◆ TASK DESCRIPTION:
Locate the lines that hold the string "name". Copy every such line.

◆ INPUT RECORDS:
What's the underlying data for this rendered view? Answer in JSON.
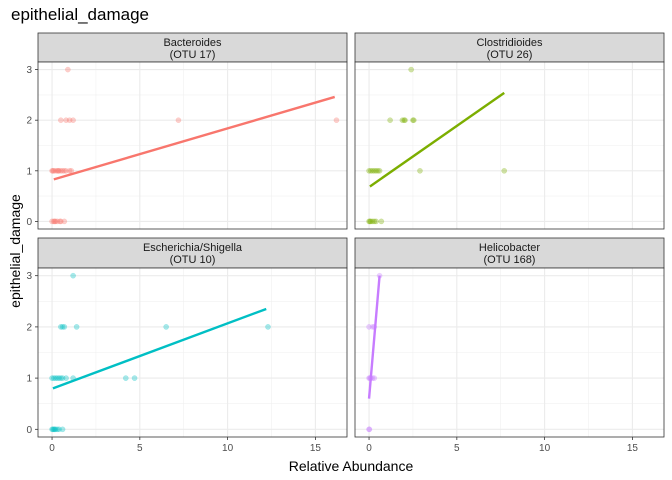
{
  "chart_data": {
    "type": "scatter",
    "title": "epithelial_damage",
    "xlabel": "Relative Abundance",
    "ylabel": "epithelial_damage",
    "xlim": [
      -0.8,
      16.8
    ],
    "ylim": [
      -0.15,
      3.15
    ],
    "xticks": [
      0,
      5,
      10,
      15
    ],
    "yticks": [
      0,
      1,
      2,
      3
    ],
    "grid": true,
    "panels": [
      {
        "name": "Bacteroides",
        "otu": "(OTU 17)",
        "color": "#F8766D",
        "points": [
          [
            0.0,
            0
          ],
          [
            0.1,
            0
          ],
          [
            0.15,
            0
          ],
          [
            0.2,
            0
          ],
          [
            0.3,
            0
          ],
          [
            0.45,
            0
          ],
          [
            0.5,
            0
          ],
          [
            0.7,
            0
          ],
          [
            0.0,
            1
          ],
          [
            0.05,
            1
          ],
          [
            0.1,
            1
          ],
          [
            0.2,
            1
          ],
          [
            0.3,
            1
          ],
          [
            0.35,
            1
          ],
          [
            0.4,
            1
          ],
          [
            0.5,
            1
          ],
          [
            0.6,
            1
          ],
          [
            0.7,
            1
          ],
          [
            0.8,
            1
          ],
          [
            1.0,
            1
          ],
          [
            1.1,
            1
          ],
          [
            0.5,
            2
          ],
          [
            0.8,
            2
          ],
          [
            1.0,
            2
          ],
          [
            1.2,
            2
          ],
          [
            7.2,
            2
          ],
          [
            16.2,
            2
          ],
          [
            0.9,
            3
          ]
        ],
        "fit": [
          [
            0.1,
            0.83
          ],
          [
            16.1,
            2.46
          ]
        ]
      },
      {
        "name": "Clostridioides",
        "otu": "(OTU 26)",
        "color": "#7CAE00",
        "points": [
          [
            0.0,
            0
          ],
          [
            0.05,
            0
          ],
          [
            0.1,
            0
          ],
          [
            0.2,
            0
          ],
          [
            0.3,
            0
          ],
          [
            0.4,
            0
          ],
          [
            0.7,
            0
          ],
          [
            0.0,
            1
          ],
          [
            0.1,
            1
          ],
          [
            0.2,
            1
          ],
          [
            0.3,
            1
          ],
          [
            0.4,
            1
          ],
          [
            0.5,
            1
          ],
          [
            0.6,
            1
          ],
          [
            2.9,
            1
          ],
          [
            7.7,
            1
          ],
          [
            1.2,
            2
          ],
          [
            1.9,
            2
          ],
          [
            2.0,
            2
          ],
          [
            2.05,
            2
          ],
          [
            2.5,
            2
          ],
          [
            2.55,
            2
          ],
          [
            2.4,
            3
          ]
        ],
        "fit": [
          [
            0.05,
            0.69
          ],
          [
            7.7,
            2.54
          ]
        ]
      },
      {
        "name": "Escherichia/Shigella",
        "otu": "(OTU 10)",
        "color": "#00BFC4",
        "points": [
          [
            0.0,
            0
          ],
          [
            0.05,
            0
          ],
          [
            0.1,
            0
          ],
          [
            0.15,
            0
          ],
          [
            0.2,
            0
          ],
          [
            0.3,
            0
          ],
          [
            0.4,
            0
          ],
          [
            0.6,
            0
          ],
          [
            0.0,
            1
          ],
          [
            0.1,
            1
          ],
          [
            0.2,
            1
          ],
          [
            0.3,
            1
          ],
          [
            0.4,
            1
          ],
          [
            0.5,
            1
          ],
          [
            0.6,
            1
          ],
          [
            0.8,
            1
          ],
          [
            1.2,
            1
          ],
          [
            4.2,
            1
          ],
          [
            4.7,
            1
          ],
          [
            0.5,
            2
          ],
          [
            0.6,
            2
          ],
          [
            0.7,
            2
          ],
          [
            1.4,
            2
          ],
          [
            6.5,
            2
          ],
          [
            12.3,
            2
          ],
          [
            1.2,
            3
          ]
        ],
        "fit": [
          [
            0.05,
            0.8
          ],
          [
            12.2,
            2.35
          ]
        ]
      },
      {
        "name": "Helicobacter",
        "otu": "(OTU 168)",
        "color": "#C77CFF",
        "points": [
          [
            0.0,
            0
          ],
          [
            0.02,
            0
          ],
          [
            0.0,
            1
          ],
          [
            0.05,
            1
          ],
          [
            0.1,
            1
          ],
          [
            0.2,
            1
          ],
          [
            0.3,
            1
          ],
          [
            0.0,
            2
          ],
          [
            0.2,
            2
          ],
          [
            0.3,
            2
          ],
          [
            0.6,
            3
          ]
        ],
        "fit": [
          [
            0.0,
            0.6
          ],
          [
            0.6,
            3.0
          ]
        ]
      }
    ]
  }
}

◆ EXERCISE OUTPUT:
        "name": "Bacteroides",
        "name": "Clostridioides",
        "name": "Escherichia/Shigella",
        "name": "Helicobacter",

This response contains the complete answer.